• _WHAT IS NEEDED_: Find and copy every line in the records that includes the string "JSON".

• _DATA TO USE_:
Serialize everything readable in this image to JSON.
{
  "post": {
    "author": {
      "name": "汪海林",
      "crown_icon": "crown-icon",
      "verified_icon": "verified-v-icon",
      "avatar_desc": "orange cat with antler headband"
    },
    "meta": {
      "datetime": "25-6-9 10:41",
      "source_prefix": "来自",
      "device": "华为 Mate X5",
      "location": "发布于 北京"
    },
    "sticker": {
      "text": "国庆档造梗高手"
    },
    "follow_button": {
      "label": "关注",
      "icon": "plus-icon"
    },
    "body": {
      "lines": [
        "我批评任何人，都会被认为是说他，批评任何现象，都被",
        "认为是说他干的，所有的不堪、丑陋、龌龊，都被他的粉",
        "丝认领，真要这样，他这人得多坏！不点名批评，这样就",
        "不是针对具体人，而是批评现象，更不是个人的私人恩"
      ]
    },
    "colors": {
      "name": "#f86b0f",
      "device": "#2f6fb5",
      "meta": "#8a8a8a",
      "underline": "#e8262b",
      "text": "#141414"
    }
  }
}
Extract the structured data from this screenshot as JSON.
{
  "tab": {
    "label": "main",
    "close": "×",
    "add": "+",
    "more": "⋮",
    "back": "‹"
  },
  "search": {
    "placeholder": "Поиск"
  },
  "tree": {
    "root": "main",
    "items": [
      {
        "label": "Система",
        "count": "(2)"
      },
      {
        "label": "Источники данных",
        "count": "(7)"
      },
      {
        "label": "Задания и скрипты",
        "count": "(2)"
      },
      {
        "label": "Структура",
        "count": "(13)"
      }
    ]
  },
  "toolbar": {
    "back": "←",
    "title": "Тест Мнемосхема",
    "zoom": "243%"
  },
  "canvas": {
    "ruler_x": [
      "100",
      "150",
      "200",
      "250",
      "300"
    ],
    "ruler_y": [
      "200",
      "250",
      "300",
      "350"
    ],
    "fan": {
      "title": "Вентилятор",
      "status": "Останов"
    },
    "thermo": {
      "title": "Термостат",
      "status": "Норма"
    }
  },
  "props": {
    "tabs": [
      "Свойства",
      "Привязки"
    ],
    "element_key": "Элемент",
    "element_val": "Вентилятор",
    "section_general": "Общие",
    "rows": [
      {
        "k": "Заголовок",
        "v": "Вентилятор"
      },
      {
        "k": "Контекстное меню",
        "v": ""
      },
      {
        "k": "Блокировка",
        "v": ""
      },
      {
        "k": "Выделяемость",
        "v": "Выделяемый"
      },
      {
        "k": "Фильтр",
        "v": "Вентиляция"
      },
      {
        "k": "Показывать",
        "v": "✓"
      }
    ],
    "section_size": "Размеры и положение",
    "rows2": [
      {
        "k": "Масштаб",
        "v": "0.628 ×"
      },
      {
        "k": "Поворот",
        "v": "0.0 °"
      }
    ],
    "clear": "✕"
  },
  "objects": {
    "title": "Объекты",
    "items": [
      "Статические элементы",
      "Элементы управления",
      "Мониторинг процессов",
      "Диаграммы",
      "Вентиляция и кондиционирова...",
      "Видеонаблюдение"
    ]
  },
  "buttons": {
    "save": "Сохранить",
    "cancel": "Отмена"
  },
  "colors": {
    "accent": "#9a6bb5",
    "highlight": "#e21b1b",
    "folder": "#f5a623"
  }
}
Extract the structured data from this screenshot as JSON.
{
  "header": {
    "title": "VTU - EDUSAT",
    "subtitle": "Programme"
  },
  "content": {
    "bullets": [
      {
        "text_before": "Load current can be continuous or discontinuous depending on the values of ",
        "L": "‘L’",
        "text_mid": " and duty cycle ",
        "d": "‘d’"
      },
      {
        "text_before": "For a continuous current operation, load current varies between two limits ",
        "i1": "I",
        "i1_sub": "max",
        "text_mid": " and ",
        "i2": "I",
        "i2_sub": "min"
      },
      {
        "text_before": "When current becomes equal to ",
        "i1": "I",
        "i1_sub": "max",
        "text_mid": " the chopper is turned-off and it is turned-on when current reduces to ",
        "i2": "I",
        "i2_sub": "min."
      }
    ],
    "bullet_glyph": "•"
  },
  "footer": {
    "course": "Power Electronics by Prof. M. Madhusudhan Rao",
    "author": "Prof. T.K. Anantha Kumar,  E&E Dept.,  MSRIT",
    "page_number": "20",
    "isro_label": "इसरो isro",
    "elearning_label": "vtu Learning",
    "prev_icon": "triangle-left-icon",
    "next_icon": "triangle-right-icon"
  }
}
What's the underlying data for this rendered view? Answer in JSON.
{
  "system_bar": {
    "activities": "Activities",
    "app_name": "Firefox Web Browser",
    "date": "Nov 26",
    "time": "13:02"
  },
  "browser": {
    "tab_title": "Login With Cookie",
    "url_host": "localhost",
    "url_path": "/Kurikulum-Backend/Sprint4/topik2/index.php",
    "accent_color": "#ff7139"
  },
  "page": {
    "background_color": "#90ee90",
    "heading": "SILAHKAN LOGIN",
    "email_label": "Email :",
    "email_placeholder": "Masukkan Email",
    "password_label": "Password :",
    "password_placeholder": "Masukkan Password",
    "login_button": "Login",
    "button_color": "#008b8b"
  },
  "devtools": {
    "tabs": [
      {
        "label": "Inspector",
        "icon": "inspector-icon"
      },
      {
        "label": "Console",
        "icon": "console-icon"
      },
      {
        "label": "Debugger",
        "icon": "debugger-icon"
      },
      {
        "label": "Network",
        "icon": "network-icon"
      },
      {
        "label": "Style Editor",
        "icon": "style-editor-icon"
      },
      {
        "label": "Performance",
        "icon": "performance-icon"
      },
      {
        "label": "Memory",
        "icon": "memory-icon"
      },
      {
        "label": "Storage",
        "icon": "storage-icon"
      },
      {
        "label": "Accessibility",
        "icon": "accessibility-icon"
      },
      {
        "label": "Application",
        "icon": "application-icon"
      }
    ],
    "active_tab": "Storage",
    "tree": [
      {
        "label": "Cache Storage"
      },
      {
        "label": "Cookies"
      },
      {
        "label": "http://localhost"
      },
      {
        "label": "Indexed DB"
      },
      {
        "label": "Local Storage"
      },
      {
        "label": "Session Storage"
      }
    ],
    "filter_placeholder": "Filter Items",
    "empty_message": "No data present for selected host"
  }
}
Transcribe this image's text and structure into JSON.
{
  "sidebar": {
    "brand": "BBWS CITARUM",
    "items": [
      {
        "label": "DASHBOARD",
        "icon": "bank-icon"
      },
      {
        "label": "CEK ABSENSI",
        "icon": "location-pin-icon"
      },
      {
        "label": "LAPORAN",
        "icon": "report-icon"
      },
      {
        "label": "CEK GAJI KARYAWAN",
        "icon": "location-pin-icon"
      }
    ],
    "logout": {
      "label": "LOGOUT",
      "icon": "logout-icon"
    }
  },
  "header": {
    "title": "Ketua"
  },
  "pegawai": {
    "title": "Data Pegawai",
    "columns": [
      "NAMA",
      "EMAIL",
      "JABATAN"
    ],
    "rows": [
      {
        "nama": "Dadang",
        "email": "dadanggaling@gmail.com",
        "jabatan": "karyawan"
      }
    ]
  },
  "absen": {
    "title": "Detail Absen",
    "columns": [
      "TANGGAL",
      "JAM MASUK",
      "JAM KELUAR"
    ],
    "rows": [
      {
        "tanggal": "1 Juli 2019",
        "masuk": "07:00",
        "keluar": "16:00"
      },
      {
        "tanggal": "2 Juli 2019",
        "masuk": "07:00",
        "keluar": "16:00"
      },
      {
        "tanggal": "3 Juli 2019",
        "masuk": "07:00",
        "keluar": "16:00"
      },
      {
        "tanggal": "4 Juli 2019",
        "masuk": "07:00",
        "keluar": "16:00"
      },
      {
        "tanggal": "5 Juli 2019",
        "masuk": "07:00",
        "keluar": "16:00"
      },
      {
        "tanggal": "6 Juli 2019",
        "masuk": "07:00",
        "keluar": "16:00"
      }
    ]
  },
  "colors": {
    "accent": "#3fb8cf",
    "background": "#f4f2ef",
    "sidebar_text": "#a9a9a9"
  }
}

• _EXPECTED ANSWER_:
Serialize everything readable in this image to JSON.
Extract the structured data from this screenshot as JSON.
Extract the structured data from this screenshot as JSON.
What's the underlying data for this rendered view? Answer in JSON.
Transcribe this image's text and structure into JSON.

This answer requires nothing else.